## Objective
Quote every line below exactly and skip any picture.
....
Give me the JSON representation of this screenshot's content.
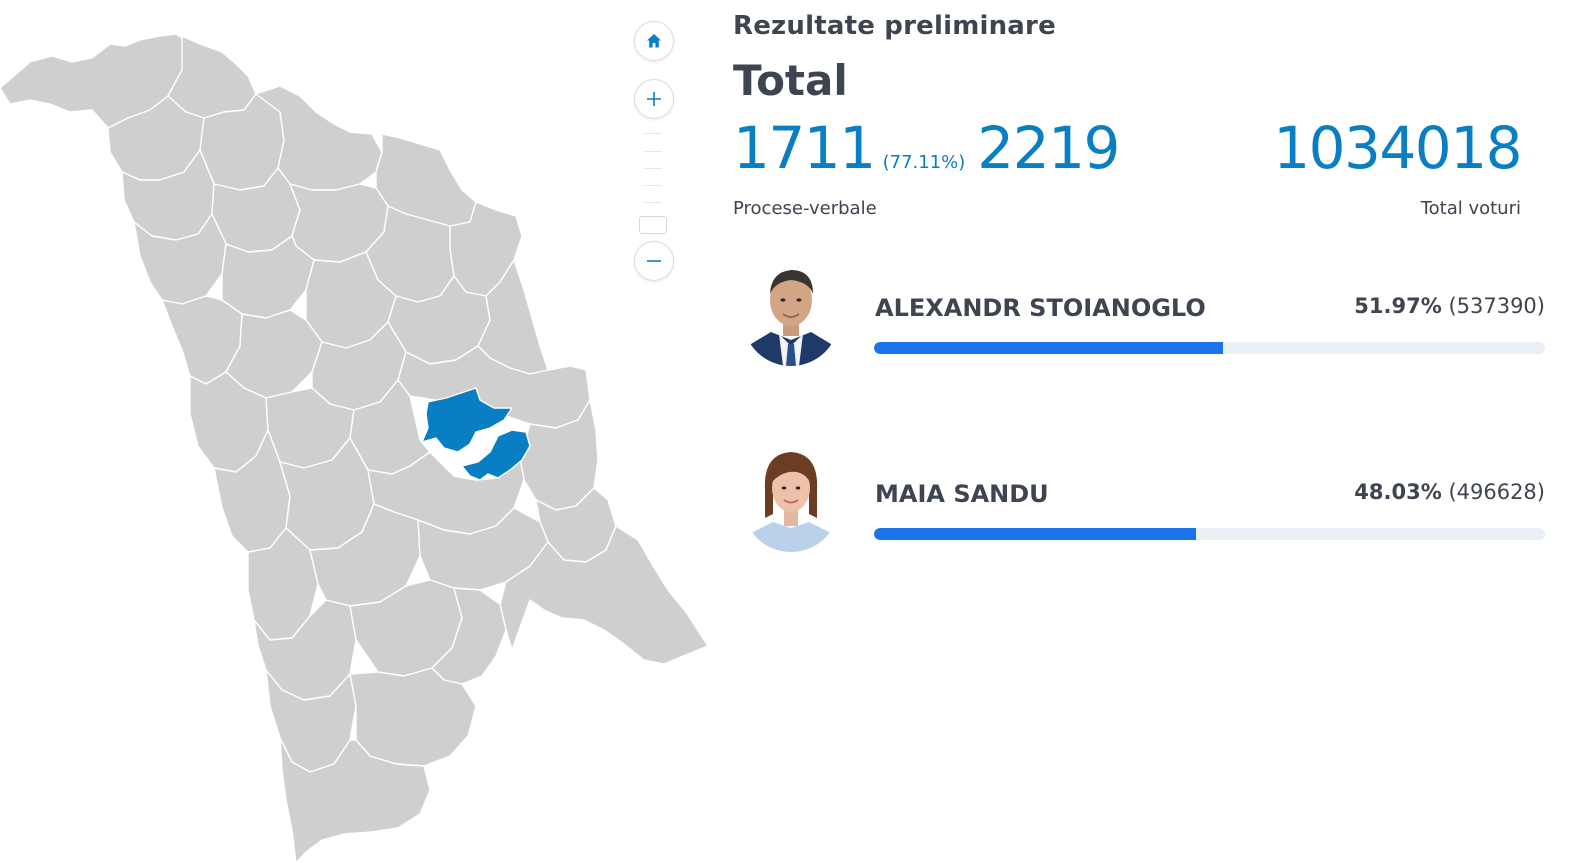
{
  "map": {
    "base_color": "#cfcfcf",
    "highlight_color": "#0a7ec2",
    "controls": {
      "home_icon": "home-icon",
      "zoom_in_icon": "plus-icon",
      "zoom_out_icon": "minus-icon"
    }
  },
  "results": {
    "subtitle": "Rezultate preliminare",
    "title": "Total",
    "protocols_counted": "1711",
    "protocols_percent": "(77.11%)",
    "protocols_total": "2219",
    "protocols_label": "Procese-verbale",
    "total_votes": "1034018",
    "total_votes_label": "Total voturi",
    "accent_color": "#0a7ec2",
    "bar_color": "#1a73e8"
  },
  "candidates": [
    {
      "name": "ALEXANDR STOIANOGLO",
      "percent": "51.97%",
      "votes": "(537390)",
      "share": 51.97
    },
    {
      "name": "MAIA SANDU",
      "percent": "48.03%",
      "votes": "(496628)",
      "share": 48.03
    }
  ]
}
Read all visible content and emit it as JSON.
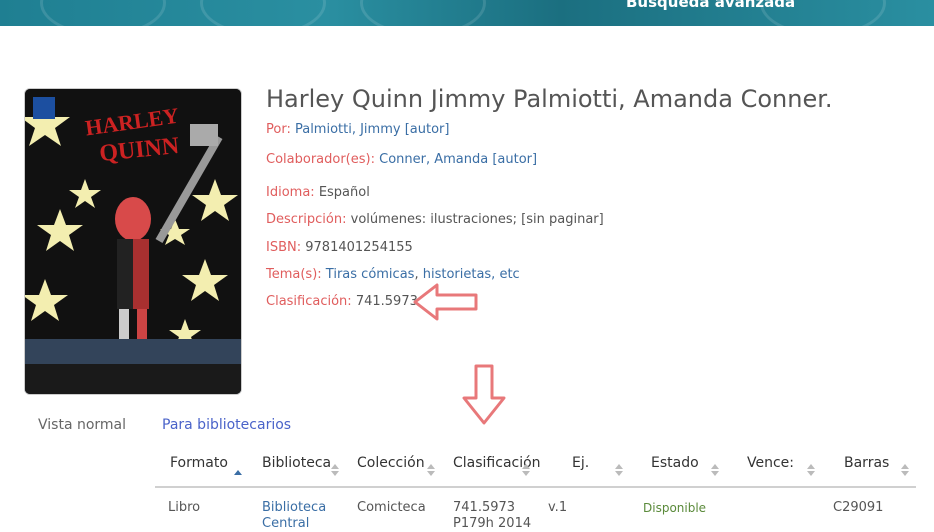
{
  "header": {
    "advanced_search": "Búsqueda avanzada"
  },
  "record": {
    "title": "Harley Quinn Jimmy Palmiotti, Amanda Conner.",
    "por_label": "Por:",
    "por_value": "Palmiotti, Jimmy [autor]",
    "colab_label": "Colaborador(es):",
    "colab_value": "Conner, Amanda [autor]",
    "idioma_label": "Idioma:",
    "idioma_value": "Español",
    "desc_label": "Descripción:",
    "desc_value": "volúmenes: ilustraciones; [sin paginar]",
    "isbn_label": "ISBN:",
    "isbn_value": "9781401254155",
    "tema_label": "Tema(s):",
    "tema_value_1": "Tiras cómicas",
    "tema_sep": ",",
    "tema_value_2": "historietas, etc",
    "clasif_label": "Clasificación:",
    "clasif_value": "741.5973"
  },
  "cover": {
    "icon": "book-cover-image",
    "lettering": "HARLEY QUINN"
  },
  "tabs": {
    "normal": "Vista normal",
    "librarians": "Para bibliotecarios"
  },
  "table": {
    "headers": [
      "Formato",
      "Biblioteca",
      "Colección",
      "Clasificación",
      "Ej.",
      "Estado",
      "Vence:",
      "Barras"
    ],
    "row": {
      "formato": "Libro",
      "biblioteca_1": "Biblioteca",
      "biblioteca_2": "Central",
      "coleccion": "Comicteca",
      "clasif_1": "741.5973",
      "clasif_2": "P179h 2014",
      "ejemplar": "v.1",
      "estado": "Disponible",
      "vence": "",
      "barras": "C29091"
    }
  },
  "colors": {
    "label": "#e05d5d",
    "link": "#3a6ea5",
    "annotation_arrow": "#e8787a",
    "banner": "#1f7f92",
    "available": "#5a8a3a"
  }
}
....
## The answer
Give me the JSON representation of this screenshot's content.
{
  "map": {
    "base_color": "#cfcfcf",
    "highlight_color": "#0a7ec2",
    "controls": {
      "home_icon": "home-icon",
      "zoom_in_icon": "plus-icon",
      "zoom_out_icon": "minus-icon"
    }
  },
  "results": {
    "subtitle": "Rezultate preliminare",
    "title": "Total",
    "protocols_counted": "1711",
    "protocols_percent": "(77.11%)",
    "protocols_total": "2219",
    "protocols_label": "Procese-verbale",
    "total_votes": "1034018",
    "total_votes_label": "Total voturi",
    "accent_color": "#0a7ec2",
    "bar_color": "#1a73e8"
  },
  "candidates": [
    {
      "name": "ALEXANDR STOIANOGLO",
      "percent": "51.97%",
      "votes": "(537390)",
      "share": 51.97
    },
    {
      "name": "MAIA SANDU",
      "percent": "48.03%",
      "votes": "(496628)",
      "share": 48.03
    }
  ]
}
Read all visible content and emit it as JSON.
{
  "header": {
    "advanced_search": "Búsqueda avanzada"
  },
  "record": {
    "title": "Harley Quinn Jimmy Palmiotti, Amanda Conner.",
    "por_label": "Por:",
    "por_value": "Palmiotti, Jimmy [autor]",
    "colab_label": "Colaborador(es):",
    "colab_value": "Conner, Amanda [autor]",
    "idioma_label": "Idioma:",
    "idioma_value": "Español",
    "desc_label": "Descripción:",
    "desc_value": "volúmenes: ilustraciones; [sin paginar]",
    "isbn_label": "ISBN:",
    "isbn_value": "9781401254155",
    "tema_label": "Tema(s):",
    "tema_value_1": "Tiras cómicas",
    "tema_sep": ",",
    "tema_value_2": "historietas, etc",
    "clasif_label": "Clasificación:",
    "clasif_value": "741.5973"
  },
  "cover": {
    "icon": "book-cover-image",
    "lettering": "HARLEY QUINN"
  },
  "tabs": {
    "normal": "Vista normal",
    "librarians": "Para bibliotecarios"
  },
  "table": {
    "headers": [
      "Formato",
      "Biblioteca",
      "Colección",
      "Clasificación",
      "Ej.",
      "Estado",
      "Vence:",
      "Barras"
    ],
    "row": {
      "formato": "Libro",
      "biblioteca_1": "Biblioteca",
      "biblioteca_2": "Central",
      "coleccion": "Comicteca",
      "clasif_1": "741.5973",
      "clasif_2": "P179h 2014",
      "ejemplar": "v.1",
      "estado": "Disponible",
      "vence": "",
      "barras": "C29091"
    }
  },
  "colors": {
    "label": "#e05d5d",
    "link": "#3a6ea5",
    "annotation_arrow": "#e8787a",
    "banner": "#1f7f92",
    "available": "#5a8a3a"
  }
}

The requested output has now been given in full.